Items from a dataset:
::::::

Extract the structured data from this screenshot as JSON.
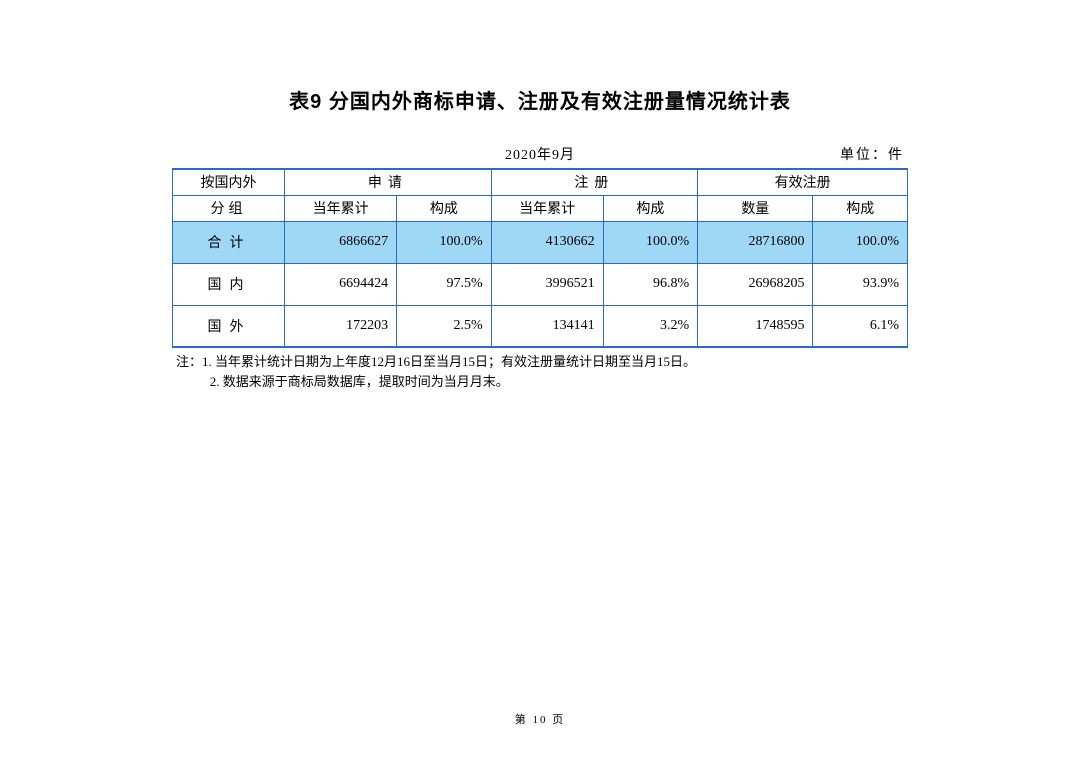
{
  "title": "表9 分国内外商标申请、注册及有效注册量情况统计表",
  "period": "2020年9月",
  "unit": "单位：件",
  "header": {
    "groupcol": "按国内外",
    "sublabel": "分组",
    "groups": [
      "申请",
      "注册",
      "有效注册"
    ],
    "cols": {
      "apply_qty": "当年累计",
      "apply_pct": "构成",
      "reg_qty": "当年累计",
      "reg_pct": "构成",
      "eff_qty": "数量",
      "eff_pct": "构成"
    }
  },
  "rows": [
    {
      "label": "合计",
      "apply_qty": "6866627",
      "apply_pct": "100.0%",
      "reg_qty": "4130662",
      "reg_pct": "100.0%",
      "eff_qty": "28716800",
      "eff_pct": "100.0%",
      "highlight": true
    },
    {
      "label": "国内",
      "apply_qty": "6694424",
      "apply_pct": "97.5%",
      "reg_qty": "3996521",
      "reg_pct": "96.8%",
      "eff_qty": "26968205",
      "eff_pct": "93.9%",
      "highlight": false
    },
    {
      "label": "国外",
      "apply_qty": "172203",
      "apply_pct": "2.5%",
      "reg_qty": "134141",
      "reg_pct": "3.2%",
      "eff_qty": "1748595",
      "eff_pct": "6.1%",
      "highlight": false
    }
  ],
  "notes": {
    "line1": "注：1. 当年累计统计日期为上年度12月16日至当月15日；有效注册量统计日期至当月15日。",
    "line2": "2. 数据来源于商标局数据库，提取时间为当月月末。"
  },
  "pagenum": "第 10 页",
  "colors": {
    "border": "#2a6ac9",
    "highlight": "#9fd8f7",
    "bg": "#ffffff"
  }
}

::::::

▶ SHORT EXERCISE:
Extract, from the listing above, every line where the string "highlight" occurs.

▶ IN RESPONSE:
      "highlight": true
      "highlight": false
      "highlight": false
    "highlight": "#9fd8f7",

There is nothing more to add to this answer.